── Raw data

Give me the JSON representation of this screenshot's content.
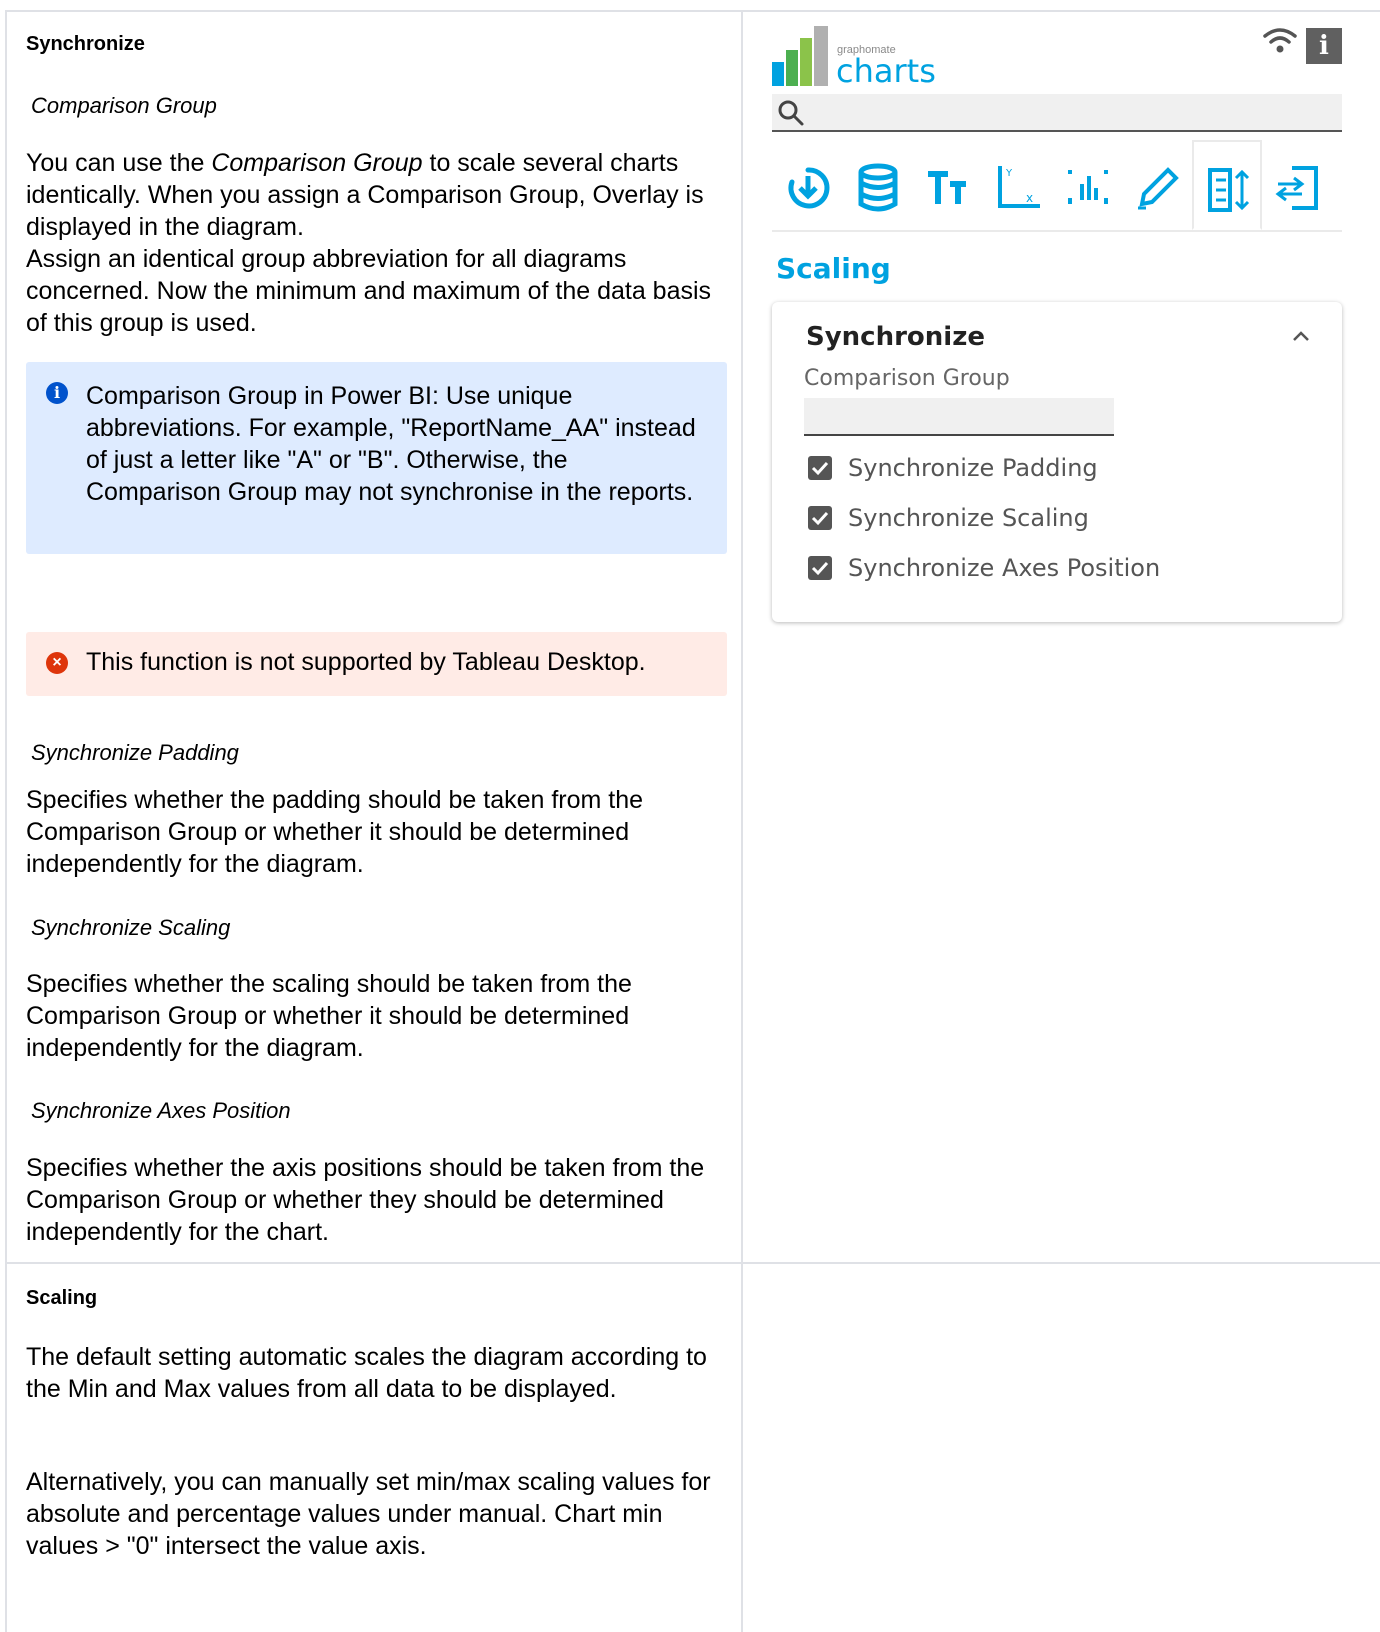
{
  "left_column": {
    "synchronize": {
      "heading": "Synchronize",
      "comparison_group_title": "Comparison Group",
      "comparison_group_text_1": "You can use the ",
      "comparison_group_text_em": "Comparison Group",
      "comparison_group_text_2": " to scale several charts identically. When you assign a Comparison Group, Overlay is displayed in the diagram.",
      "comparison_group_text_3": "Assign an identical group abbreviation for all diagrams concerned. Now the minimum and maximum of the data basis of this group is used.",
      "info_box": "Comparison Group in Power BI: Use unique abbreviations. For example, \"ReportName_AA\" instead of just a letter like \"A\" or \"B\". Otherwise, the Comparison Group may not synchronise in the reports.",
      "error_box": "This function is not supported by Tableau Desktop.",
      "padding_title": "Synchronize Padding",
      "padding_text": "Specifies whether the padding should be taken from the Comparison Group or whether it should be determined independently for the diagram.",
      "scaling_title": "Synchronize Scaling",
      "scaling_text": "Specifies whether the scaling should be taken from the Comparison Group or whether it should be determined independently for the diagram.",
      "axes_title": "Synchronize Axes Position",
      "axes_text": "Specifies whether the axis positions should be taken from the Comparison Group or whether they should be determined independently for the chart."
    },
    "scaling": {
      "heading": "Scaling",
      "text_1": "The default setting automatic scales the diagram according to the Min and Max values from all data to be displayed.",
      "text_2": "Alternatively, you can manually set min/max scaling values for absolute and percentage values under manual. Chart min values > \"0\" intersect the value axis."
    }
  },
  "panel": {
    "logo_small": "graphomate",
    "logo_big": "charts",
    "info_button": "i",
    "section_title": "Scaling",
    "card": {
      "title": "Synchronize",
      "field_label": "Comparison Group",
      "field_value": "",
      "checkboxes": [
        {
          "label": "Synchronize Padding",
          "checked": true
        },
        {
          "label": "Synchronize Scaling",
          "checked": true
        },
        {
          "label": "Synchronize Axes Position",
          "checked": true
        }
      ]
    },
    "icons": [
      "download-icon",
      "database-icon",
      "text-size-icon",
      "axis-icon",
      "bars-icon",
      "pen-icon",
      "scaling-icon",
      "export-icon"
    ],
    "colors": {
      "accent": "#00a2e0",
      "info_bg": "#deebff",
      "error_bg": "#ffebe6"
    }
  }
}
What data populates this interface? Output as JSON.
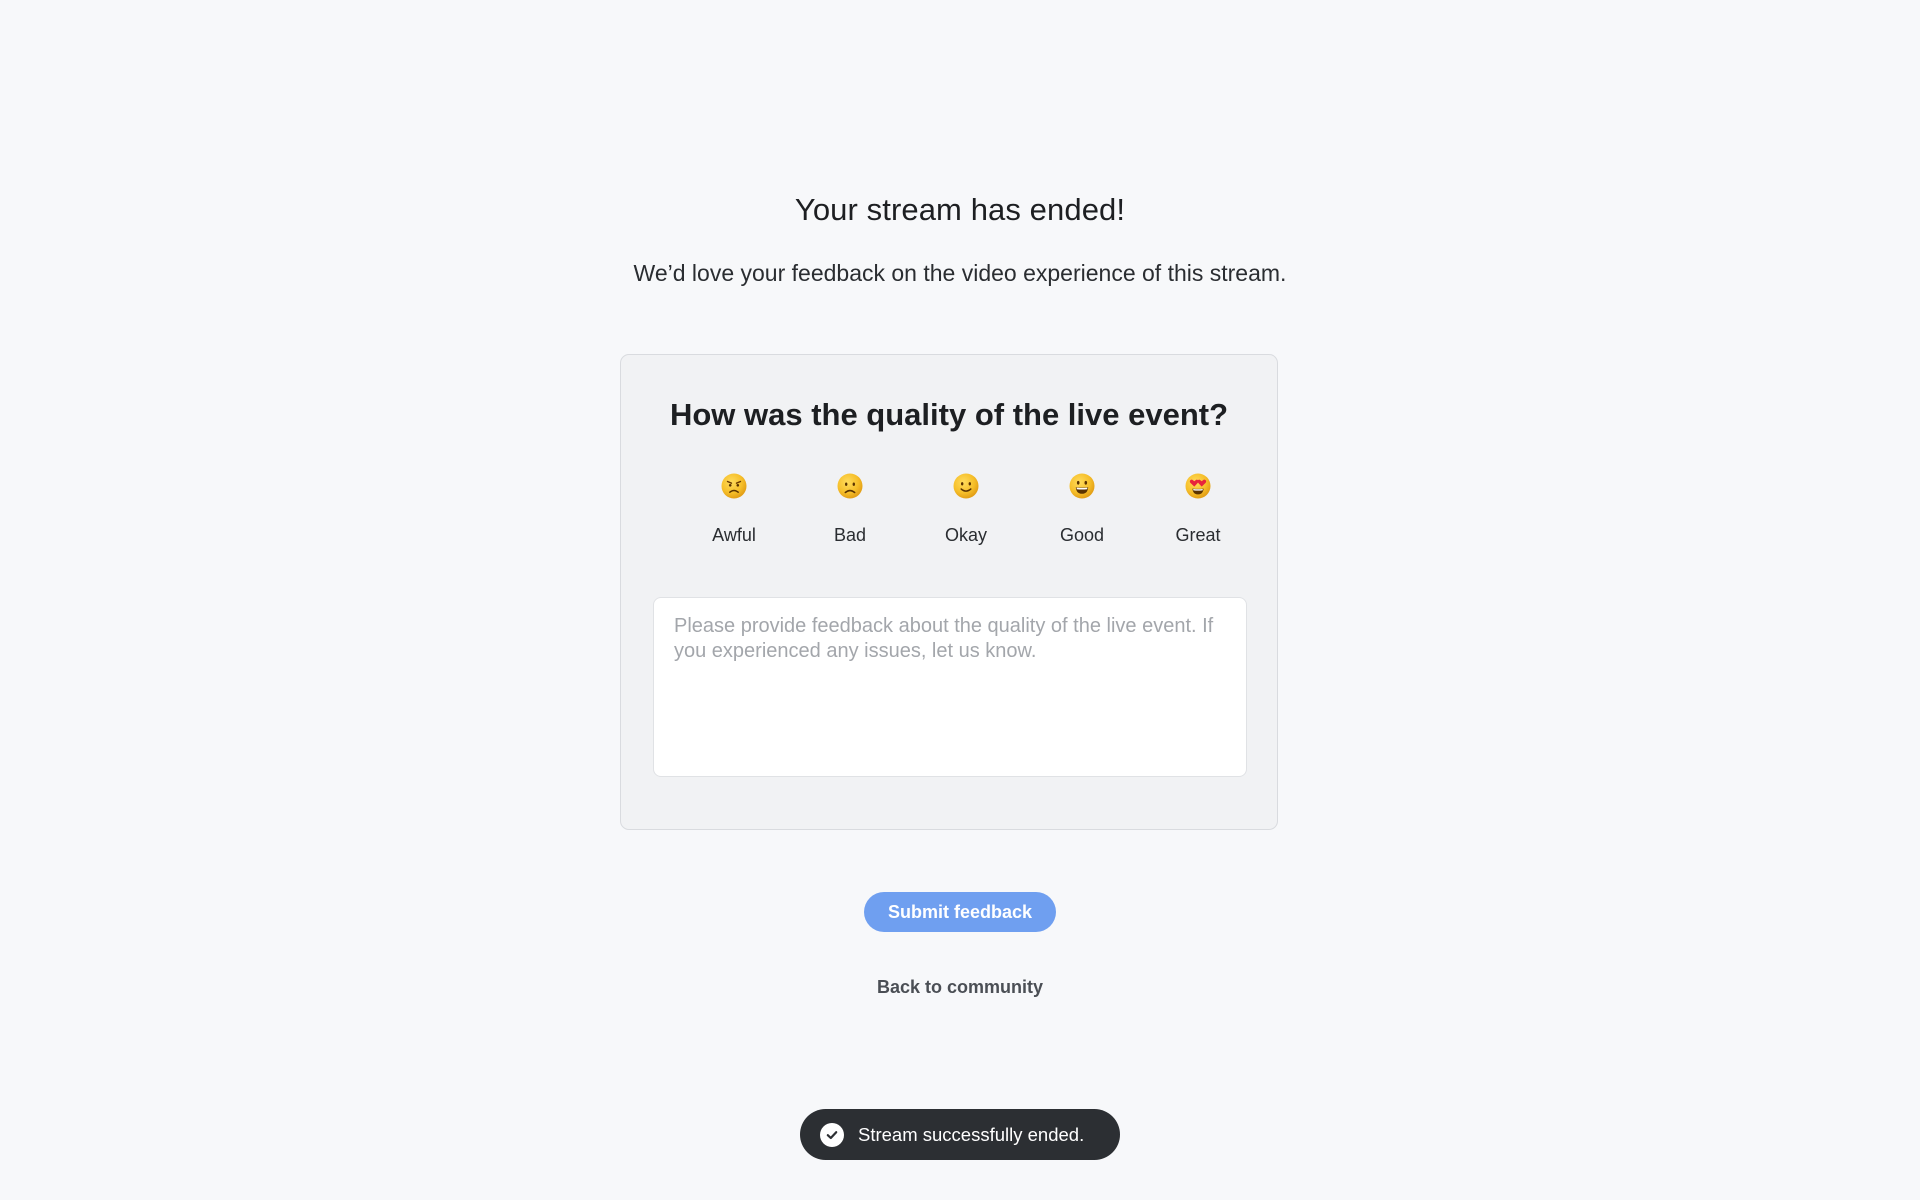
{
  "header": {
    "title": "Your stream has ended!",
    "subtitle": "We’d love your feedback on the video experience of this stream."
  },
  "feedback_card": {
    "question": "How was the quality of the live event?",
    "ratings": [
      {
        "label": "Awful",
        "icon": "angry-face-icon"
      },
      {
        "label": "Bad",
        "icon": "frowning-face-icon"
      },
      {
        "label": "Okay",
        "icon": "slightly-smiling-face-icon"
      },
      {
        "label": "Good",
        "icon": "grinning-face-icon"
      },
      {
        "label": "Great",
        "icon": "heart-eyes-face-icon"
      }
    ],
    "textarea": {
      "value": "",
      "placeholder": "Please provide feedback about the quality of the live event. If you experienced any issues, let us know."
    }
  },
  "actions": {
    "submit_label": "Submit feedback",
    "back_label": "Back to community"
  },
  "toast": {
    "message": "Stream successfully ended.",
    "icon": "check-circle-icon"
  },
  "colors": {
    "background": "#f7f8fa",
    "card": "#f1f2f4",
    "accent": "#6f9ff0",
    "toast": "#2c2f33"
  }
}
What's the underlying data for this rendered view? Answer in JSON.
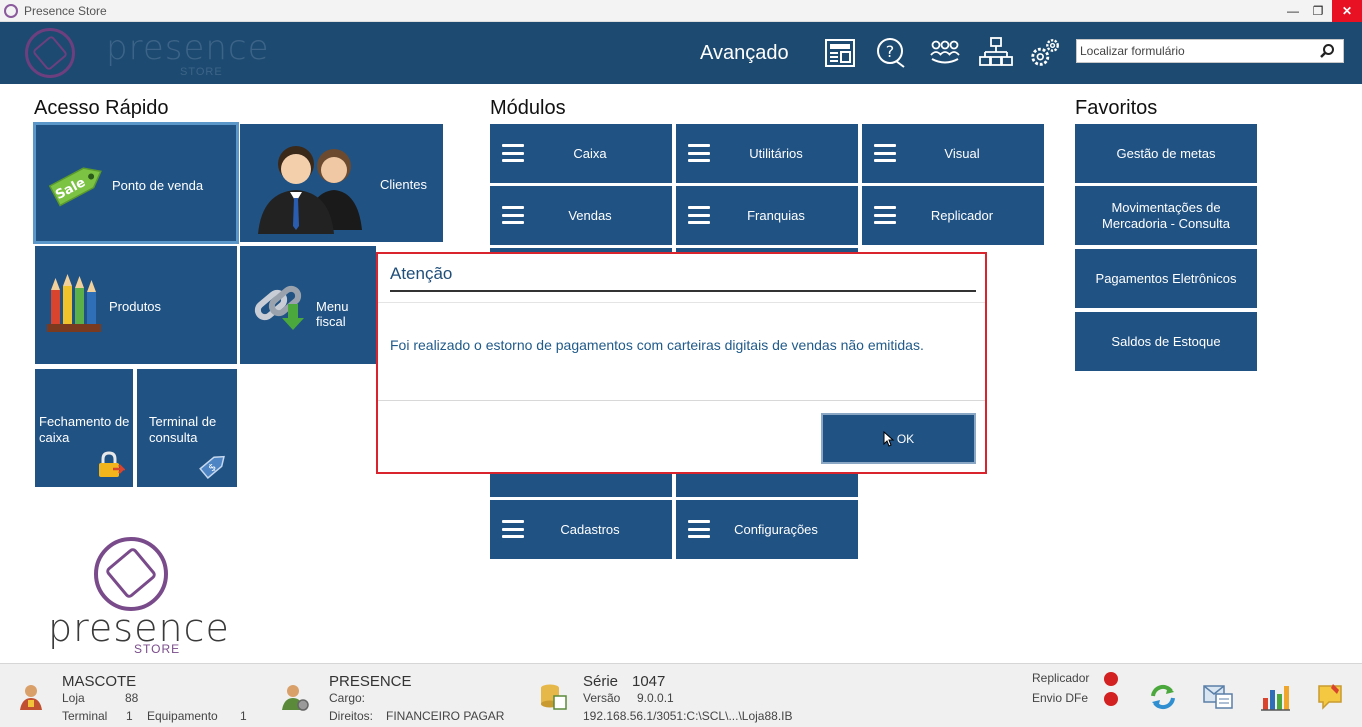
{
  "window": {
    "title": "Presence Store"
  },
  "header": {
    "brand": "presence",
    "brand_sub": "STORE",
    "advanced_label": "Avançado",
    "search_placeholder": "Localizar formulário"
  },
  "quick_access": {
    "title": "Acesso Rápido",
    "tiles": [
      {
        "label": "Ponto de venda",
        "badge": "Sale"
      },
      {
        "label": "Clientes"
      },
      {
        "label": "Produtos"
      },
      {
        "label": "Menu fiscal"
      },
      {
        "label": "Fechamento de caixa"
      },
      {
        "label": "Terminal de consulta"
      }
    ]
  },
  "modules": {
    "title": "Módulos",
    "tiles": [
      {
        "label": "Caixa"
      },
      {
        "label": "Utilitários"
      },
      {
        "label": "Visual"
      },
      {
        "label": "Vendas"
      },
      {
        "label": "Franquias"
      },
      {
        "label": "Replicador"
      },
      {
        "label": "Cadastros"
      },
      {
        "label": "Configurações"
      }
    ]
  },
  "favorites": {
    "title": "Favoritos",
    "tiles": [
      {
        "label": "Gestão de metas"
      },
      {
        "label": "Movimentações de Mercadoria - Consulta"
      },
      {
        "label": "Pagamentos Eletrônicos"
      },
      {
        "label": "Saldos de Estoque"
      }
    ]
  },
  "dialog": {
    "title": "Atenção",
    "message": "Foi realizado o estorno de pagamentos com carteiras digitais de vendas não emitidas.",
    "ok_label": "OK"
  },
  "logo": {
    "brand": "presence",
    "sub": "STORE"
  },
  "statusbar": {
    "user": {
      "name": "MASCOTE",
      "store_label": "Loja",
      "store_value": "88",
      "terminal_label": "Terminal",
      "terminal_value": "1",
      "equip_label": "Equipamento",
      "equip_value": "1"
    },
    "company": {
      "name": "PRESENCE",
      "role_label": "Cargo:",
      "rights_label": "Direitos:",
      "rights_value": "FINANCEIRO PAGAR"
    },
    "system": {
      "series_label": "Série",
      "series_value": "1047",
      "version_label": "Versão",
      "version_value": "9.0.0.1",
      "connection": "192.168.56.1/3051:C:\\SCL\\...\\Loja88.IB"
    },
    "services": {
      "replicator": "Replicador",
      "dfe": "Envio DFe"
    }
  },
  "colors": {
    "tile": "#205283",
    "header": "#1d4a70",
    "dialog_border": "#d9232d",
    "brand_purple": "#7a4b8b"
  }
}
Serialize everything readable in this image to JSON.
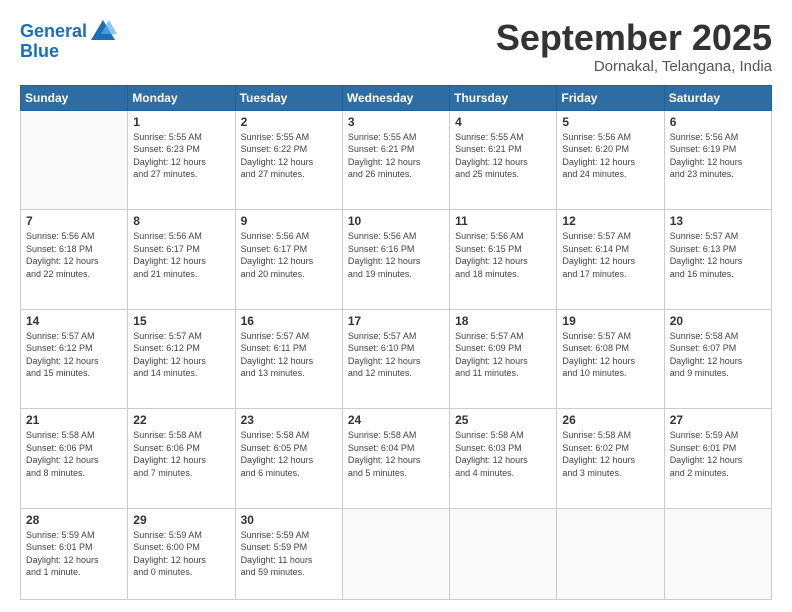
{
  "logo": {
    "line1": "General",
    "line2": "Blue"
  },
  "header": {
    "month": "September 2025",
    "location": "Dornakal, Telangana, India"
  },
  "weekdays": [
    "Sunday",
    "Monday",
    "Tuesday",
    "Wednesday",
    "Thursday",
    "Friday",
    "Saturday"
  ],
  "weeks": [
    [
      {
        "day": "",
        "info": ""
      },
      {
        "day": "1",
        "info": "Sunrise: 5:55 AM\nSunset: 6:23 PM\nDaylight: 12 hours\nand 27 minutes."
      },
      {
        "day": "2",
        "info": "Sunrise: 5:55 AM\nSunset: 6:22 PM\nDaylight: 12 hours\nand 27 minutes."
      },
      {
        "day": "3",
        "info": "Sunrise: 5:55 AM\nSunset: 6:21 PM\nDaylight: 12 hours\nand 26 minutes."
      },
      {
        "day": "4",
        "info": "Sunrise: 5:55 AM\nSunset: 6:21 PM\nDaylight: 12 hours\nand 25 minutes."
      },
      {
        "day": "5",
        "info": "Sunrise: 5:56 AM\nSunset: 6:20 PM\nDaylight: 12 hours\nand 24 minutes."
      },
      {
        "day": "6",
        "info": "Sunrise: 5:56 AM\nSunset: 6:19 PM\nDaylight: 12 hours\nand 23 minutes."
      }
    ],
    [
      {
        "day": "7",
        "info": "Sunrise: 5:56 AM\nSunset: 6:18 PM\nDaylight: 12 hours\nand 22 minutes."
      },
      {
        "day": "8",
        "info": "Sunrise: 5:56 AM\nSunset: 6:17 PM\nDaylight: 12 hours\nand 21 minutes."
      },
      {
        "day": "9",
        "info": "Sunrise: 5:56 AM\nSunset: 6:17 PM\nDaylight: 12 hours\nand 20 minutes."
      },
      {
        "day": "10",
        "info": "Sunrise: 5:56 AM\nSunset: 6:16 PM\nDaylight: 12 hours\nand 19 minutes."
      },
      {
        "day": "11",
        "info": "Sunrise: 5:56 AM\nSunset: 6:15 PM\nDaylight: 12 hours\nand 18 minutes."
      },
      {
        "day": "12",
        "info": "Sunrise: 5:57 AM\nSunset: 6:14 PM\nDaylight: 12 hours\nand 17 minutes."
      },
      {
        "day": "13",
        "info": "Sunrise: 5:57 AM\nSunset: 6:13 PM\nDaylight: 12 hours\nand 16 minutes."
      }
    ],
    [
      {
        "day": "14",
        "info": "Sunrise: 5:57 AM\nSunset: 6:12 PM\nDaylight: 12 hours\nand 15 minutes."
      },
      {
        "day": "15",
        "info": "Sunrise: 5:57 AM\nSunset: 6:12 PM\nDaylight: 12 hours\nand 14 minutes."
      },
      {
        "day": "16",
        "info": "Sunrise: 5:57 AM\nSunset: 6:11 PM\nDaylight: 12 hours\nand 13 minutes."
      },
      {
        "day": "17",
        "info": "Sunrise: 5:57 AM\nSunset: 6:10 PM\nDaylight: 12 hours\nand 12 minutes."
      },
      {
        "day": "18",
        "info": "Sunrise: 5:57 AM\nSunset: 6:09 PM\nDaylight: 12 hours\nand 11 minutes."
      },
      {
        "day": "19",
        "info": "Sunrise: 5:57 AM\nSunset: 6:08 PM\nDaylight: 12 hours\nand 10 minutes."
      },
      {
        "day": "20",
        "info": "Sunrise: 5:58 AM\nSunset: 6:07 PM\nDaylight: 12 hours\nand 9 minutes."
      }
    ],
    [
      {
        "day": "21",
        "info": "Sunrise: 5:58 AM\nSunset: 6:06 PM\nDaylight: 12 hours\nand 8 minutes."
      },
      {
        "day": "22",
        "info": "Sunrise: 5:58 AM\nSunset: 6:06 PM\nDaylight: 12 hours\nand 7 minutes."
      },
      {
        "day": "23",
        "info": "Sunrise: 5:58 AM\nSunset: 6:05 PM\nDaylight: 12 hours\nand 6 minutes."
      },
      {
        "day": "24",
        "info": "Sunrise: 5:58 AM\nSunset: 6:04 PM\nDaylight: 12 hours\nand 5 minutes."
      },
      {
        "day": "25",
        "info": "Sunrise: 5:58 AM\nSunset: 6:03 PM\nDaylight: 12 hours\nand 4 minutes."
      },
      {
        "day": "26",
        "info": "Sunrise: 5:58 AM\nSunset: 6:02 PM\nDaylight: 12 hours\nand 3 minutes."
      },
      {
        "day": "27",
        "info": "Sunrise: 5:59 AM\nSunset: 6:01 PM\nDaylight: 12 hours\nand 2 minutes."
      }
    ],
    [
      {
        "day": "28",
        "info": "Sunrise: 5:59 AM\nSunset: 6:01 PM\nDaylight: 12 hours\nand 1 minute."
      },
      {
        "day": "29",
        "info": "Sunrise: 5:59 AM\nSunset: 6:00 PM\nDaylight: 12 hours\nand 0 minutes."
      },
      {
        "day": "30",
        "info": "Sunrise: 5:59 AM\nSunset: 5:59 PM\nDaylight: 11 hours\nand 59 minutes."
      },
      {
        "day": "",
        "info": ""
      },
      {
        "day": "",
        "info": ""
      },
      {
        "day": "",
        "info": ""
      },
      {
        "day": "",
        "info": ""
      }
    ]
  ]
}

────

- **Exercise brief**:
Determine how many lines of the data contain the word "What", and reply with that number only.

- **Answer to this task**:
2